## [What needs to be done]
Write the data out again exactly, dropping any images it holds.

## [Raw records]
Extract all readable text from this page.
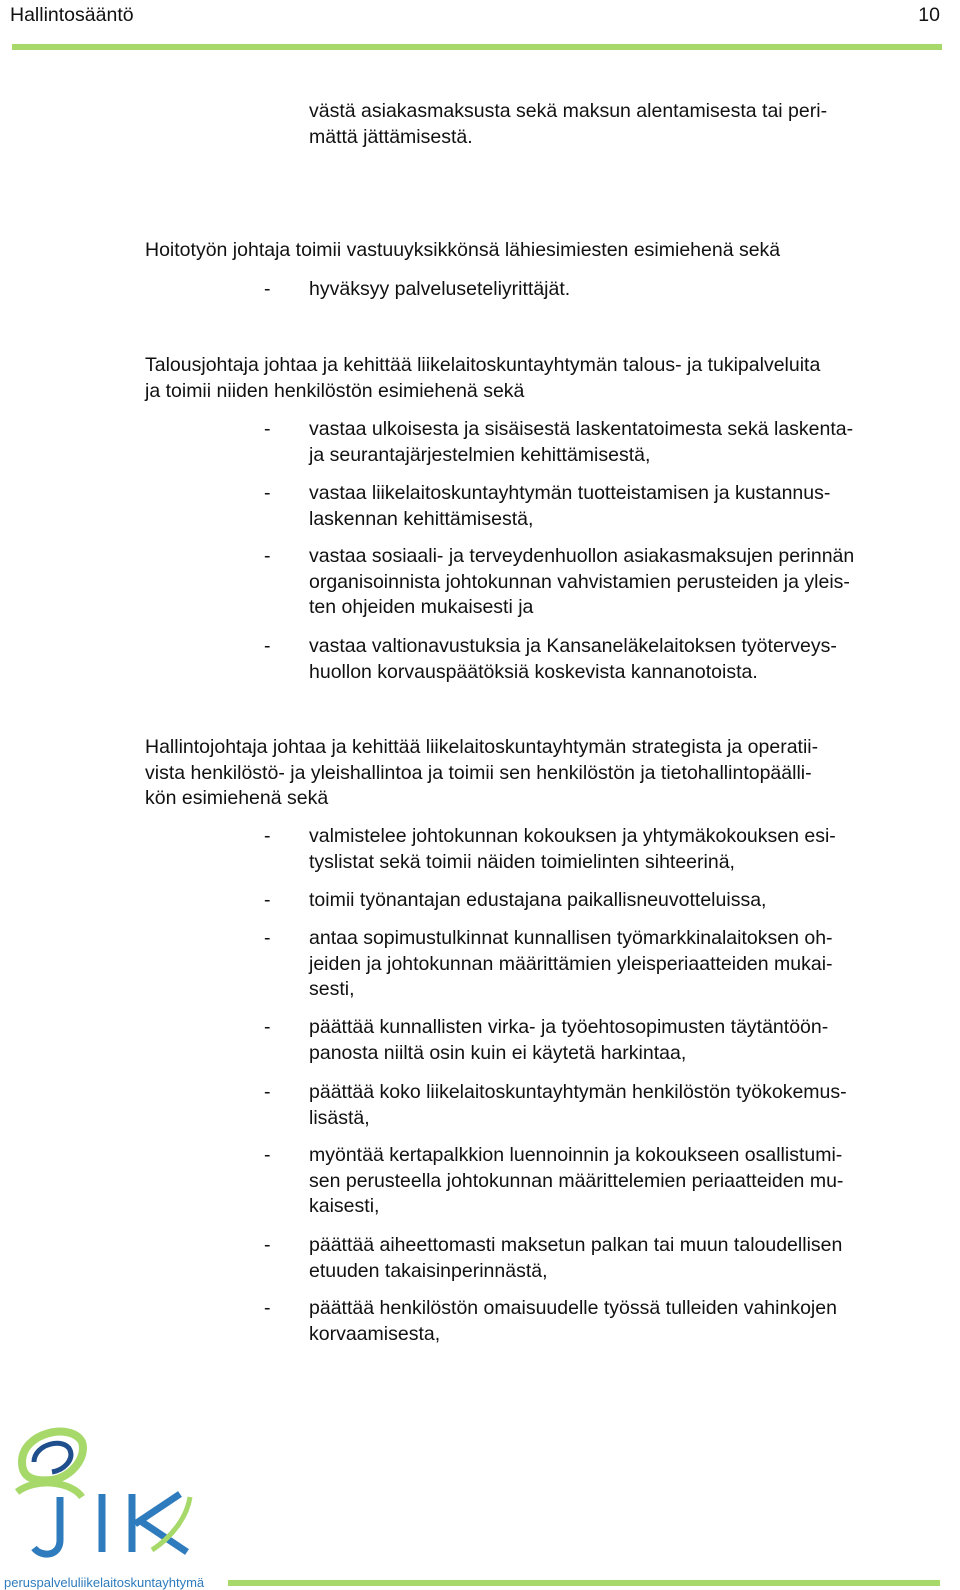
Hallintosääntö	10
västä asiakasmaksusta sekä maksun alentamisesta tai peri-
mättä jättämisestä.
Hoitotyön johtaja toimii vastuuyksikkönsä lähiesimiesten esimiehenä sekä
- hyväksyy palveluseteliyrittäjät.
Talousjohtaja johtaa ja kehittää liikelaitoskuntayhtymän talous- ja tukipalveluita
ja toimii niiden henkilöstön esimiehenä sekä
- vastaa ulkoisesta ja sisäisestä laskentatoimesta sekä laskenta-
ja seurantajärjestelmien kehittämisestä,
- vastaa liikelaitoskuntayhtymän tuotteistamisen ja kustannus-
laskennan kehittämisestä,
- vastaa sosiaali- ja terveydenhuollon asiakasmaksujen perinnän
organisoinnista johtokunnan vahvistamien perusteiden ja yleis-
ten ohjeiden mukaisesti ja
- vastaa valtionavustuksia ja Kansaneläkelaitoksen työterveys-
huollon korvauspäätöksiä koskevista kannanotoista.
Hallintojohtaja johtaa ja kehittää liikelaitoskuntayhtymän strategista ja operatii-
vista henkilöstö- ja yleishallintoa ja toimii sen henkilöstön ja tietohallintopäälli-
kön esimiehenä sekä
- valmistelee johtokunnan kokouksen ja yhtymäkokouksen esi-
tyslistat sekä toimii näiden toimielinten sihteerinä,
- toimii työnantajan edustajana paikallisneuvotteluissa,
- antaa sopimustulkinnat kunnallisen työmarkkinalaitoksen oh-
jeiden ja johtokunnan määrittämien yleisperiaatteiden mukai-
sesti,
- päättää kunnallisten virka- ja työehtosopimusten täytäntöön-
panosta niiltä osin kuin ei käytetä harkintaa,
- päättää koko liikelaitoskuntayhtymän henkilöstön työkokemus-
lisästä,
- myöntää kertapalkkion luennoinnin ja kokoukseen osallistumi-
sen perusteella johtokunnan määrittelemien periaatteiden mu-
kaisesti,
- päättää aiheettomasti maksetun palkan tai muun taloudellisen
etuuden takaisinperinnästä,
- päättää henkilöstön omaisuudelle työssä tulleiden vahinkojen
korvaamisesta,
peruspalveluliikelaitoskuntayhtymä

## [Output for this exercise]
Extract all readable text from this page.
Hallintosääntö	10
västä asiakasmaksusta sekä maksun alentamisesta tai peri-
mättä jättämisestä.
Hoitotyön johtaja toimii vastuuyksikkönsä lähiesimiesten esimiehenä sekä
- hyväksyy palveluseteliyrittäjät.
Talousjohtaja johtaa ja kehittää liikelaitoskuntayhtymän talous- ja tukipalveluita
ja toimii niiden henkilöstön esimiehenä sekä
- vastaa ulkoisesta ja sisäisestä laskentatoimesta sekä laskenta-
ja seurantajärjestelmien kehittämisestä,
- vastaa liikelaitoskuntayhtymän tuotteistamisen ja kustannus-
laskennan kehittämisestä,
- vastaa sosiaali- ja terveydenhuollon asiakasmaksujen perinnän
organisoinnista johtokunnan vahvistamien perusteiden ja yleis-
ten ohjeiden mukaisesti ja
- vastaa valtionavustuksia ja Kansaneläkelaitoksen työterveys-
huollon korvauspäätöksiä koskevista kannanotoista.
Hallintojohtaja johtaa ja kehittää liikelaitoskuntayhtymän strategista ja operatii-
vista henkilöstö- ja yleishallintoa ja toimii sen henkilöstön ja tietohallintopäälli-
kön esimiehenä sekä
- valmistelee johtokunnan kokouksen ja yhtymäkokouksen esi-
tyslistat sekä toimii näiden toimielinten sihteerinä,
- toimii työnantajan edustajana paikallisneuvotteluissa,
- antaa sopimustulkinnat kunnallisen työmarkkinalaitoksen oh-
jeiden ja johtokunnan määrittämien yleisperiaatteiden mukai-
sesti,
- päättää kunnallisten virka- ja työehtosopimusten täytäntöön-
panosta niiltä osin kuin ei käytetä harkintaa,
- päättää koko liikelaitoskuntayhtymän henkilöstön työkokemus-
lisästä,
- myöntää kertapalkkion luennoinnin ja kokoukseen osallistumi-
sen perusteella johtokunnan määrittelemien periaatteiden mu-
kaisesti,
- päättää aiheettomasti maksetun palkan tai muun taloudellisen
etuuden takaisinperinnästä,
- päättää henkilöstön omaisuudelle työssä tulleiden vahinkojen
korvaamisesta,
peruspalveluliikelaitoskuntayhtymä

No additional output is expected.